# WHAT YOU NEED TO DO:
Report how many lines below contain the word "Республики". Give only the number.

# EXERCISE MATERIALS:
— Begin —

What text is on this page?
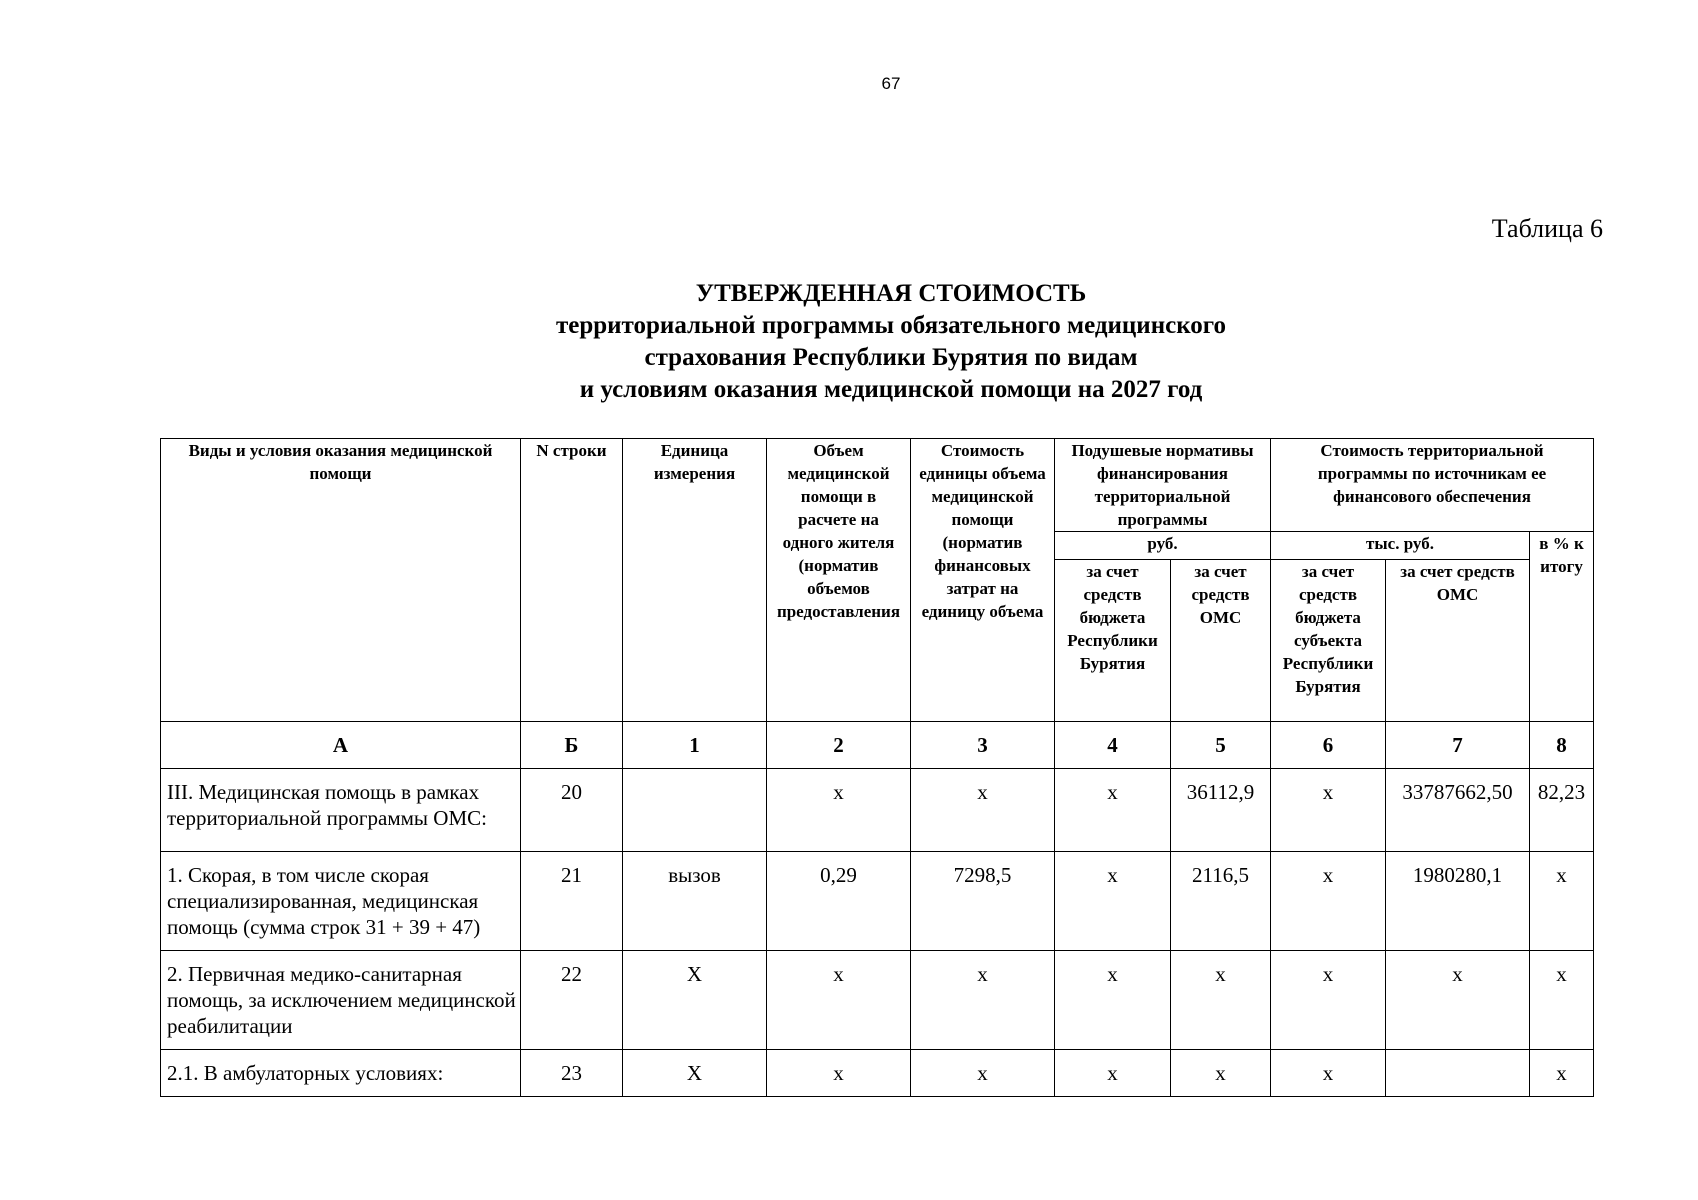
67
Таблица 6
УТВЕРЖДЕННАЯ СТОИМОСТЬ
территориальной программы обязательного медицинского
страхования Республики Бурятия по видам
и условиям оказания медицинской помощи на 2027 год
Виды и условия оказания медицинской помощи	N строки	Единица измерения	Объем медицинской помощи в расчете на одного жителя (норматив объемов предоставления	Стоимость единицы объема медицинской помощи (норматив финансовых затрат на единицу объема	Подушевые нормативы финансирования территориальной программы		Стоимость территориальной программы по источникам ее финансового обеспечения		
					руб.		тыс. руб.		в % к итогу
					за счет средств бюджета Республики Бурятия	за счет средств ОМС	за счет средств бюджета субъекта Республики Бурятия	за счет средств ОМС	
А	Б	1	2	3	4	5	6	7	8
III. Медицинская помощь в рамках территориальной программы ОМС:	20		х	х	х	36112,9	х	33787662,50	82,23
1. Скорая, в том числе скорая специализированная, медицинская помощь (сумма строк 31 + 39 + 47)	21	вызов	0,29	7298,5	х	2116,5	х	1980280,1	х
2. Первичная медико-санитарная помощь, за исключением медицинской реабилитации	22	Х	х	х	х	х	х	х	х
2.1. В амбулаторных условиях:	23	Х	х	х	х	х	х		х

— End —
— Begin —

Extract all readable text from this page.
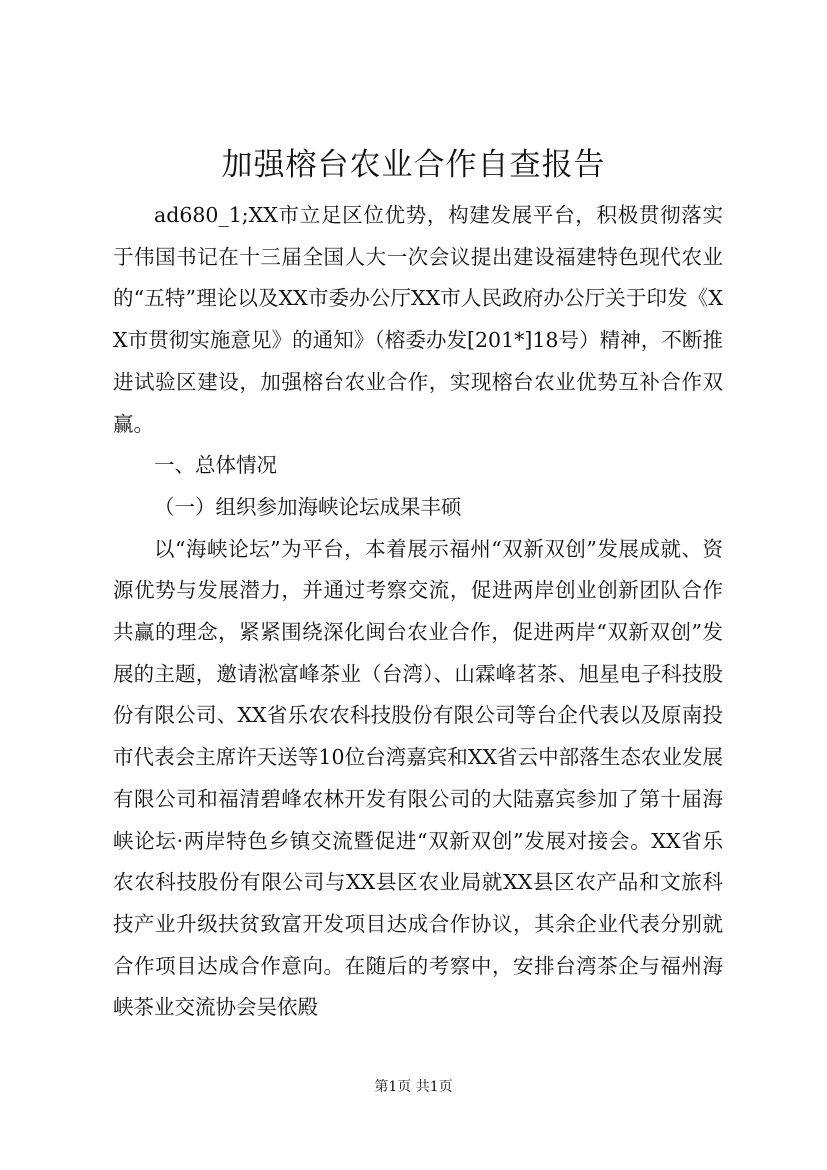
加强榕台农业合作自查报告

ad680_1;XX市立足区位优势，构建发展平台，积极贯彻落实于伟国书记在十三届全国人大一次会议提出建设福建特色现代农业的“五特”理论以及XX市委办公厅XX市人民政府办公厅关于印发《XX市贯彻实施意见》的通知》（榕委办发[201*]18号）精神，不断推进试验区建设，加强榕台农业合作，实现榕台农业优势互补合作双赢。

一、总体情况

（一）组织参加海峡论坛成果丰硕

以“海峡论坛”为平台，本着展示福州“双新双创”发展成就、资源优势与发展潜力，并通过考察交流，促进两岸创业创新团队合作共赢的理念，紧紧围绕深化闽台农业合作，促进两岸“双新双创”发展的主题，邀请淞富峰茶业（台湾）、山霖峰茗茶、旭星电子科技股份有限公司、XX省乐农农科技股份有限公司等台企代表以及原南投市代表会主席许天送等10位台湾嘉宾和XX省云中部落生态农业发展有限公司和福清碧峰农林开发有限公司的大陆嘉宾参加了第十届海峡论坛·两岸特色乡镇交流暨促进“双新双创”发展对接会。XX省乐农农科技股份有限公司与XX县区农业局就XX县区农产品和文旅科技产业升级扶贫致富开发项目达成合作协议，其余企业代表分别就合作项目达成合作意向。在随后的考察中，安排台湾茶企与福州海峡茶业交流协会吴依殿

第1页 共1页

— End —

# THE SOLUTION:
2